Reproduce the listing below without any change.

Input rows:
--- START ---

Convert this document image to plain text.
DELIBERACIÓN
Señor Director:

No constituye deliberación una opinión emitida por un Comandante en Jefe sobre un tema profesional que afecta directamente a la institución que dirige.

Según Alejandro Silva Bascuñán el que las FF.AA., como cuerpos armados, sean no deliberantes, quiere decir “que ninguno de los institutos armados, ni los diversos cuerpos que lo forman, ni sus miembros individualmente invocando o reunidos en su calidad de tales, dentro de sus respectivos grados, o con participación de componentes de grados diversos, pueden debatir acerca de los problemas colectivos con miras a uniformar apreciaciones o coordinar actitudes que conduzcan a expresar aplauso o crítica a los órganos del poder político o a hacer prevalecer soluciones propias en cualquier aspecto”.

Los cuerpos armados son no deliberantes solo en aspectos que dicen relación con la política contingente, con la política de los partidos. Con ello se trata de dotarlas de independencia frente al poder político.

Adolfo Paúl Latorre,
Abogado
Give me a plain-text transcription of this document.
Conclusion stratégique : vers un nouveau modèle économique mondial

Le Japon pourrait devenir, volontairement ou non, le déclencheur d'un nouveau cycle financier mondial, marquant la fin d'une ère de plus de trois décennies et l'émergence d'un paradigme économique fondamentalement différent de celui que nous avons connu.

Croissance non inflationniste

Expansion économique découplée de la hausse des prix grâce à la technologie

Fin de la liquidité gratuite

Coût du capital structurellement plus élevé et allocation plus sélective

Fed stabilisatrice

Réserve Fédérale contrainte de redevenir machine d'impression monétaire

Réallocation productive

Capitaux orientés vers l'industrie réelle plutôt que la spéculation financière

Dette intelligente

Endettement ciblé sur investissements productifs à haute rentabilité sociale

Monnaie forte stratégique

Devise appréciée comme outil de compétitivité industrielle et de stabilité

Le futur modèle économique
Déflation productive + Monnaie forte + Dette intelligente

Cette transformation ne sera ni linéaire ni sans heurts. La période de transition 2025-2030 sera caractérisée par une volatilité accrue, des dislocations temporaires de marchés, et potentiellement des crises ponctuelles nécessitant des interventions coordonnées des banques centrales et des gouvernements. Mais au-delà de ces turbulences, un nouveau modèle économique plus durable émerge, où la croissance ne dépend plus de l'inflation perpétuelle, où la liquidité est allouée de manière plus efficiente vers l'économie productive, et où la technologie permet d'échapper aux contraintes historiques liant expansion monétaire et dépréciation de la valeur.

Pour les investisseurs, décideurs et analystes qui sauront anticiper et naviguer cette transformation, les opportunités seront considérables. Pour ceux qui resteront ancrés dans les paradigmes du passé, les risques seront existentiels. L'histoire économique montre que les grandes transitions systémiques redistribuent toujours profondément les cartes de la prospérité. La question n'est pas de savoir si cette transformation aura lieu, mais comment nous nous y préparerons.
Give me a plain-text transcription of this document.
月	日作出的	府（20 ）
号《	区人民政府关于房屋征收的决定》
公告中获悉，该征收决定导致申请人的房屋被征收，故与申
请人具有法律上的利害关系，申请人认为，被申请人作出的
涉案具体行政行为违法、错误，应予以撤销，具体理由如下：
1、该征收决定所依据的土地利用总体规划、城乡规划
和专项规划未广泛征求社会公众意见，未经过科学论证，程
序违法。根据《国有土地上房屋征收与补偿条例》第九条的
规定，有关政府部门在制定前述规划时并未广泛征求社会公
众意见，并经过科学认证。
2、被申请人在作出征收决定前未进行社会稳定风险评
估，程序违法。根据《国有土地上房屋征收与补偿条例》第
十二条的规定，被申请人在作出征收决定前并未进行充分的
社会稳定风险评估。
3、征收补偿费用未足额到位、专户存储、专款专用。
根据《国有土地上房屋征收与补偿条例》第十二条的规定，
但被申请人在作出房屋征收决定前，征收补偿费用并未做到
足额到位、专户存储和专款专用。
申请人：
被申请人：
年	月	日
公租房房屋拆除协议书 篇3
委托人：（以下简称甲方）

--- END ---

Task result:
Convert this document image to plain text.
DELIBERACIÓN
Señor Director:

No constituye deliberación una opinión emitida por un Comandante en Jefe sobre un tema profesional que afecta directamente a la institución que dirige.

Según Alejandro Silva Bascuñán el que las FF.AA., como cuerpos armados, sean no deliberantes, quiere decir “que ninguno de los institutos armados, ni los diversos cuerpos que lo forman, ni sus miembros individualmente invocando o reunidos en su calidad de tales, dentro de sus respectivos grados, o con participación de componentes de grados diversos, pueden debatir acerca de los problemas colectivos con miras a uniformar apreciaciones o coordinar actitudes que conduzcan a expresar aplauso o crítica a los órganos del poder político o a hacer prevalecer soluciones propias en cualquier aspecto”.

Los cuerpos armados son no deliberantes solo en aspectos que dicen relación con la política contingente, con la política de los partidos. Con ello se trata de dotarlas de independencia frente al poder político.

Adolfo Paúl Latorre,
Abogado
Give me a plain-text transcription of this document.
Conclusion stratégique : vers un nouveau modèle économique mondial

Le Japon pourrait devenir, volontairement ou non, le déclencheur d'un nouveau cycle financier mondial, marquant la fin d'une ère de plus de trois décennies et l'émergence d'un paradigme économique fondamentalement différent de celui que nous avons connu.

Croissance non inflationniste

Expansion économique découplée de la hausse des prix grâce à la technologie

Fin de la liquidité gratuite

Coût du capital structurellement plus élevé et allocation plus sélective

Fed stabilisatrice

Réserve Fédérale contrainte de redevenir machine d'impression monétaire

Réallocation productive

Capitaux orientés vers l'industrie réelle plutôt que la spéculation financière

Dette intelligente

Endettement ciblé sur investissements productifs à haute rentabilité sociale

Monnaie forte stratégique

Devise appréciée comme outil de compétitivité industrielle et de stabilité

Le futur modèle économique
Déflation productive + Monnaie forte + Dette intelligente

Cette transformation ne sera ni linéaire ni sans heurts. La période de transition 2025-2030 sera caractérisée par une volatilité accrue, des dislocations temporaires de marchés, et potentiellement des crises ponctuelles nécessitant des interventions coordonnées des banques centrales et des gouvernements. Mais au-delà de ces turbulences, un nouveau modèle économique plus durable émerge, où la croissance ne dépend plus de l'inflation perpétuelle, où la liquidité est allouée de manière plus efficiente vers l'économie productive, et où la technologie permet d'échapper aux contraintes historiques liant expansion monétaire et dépréciation de la valeur.

Pour les investisseurs, décideurs et analystes qui sauront anticiper et naviguer cette transformation, les opportunités seront considérables. Pour ceux qui resteront ancrés dans les paradigmes du passé, les risques seront existentiels. L'histoire économique montre que les grandes transitions systémiques redistribuent toujours profondément les cartes de la prospérité. La question n'est pas de savoir si cette transformation aura lieu, mais comment nous nous y préparerons.
Give me a plain-text transcription of this document.
月	日作出的	府（20 ）
号《	区人民政府关于房屋征收的决定》
公告中获悉，该征收决定导致申请人的房屋被征收，故与申
请人具有法律上的利害关系，申请人认为，被申请人作出的
涉案具体行政行为违法、错误，应予以撤销，具体理由如下：
1、该征收决定所依据的土地利用总体规划、城乡规划
和专项规划未广泛征求社会公众意见，未经过科学论证，程
序违法。根据《国有土地上房屋征收与补偿条例》第九条的
规定，有关政府部门在制定前述规划时并未广泛征求社会公
众意见，并经过科学认证。
2、被申请人在作出征收决定前未进行社会稳定风险评
估，程序违法。根据《国有土地上房屋征收与补偿条例》第
十二条的规定，被申请人在作出征收决定前并未进行充分的
社会稳定风险评估。
3、征收补偿费用未足额到位、专户存储、专款专用。
根据《国有土地上房屋征收与补偿条例》第十二条的规定，
但被申请人在作出房屋征收决定前，征收补偿费用并未做到
足额到位、专户存储和专款专用。
申请人：
被申请人：
年	月	日
公租房房屋拆除协议书 篇3
委托人：（以下简称甲方）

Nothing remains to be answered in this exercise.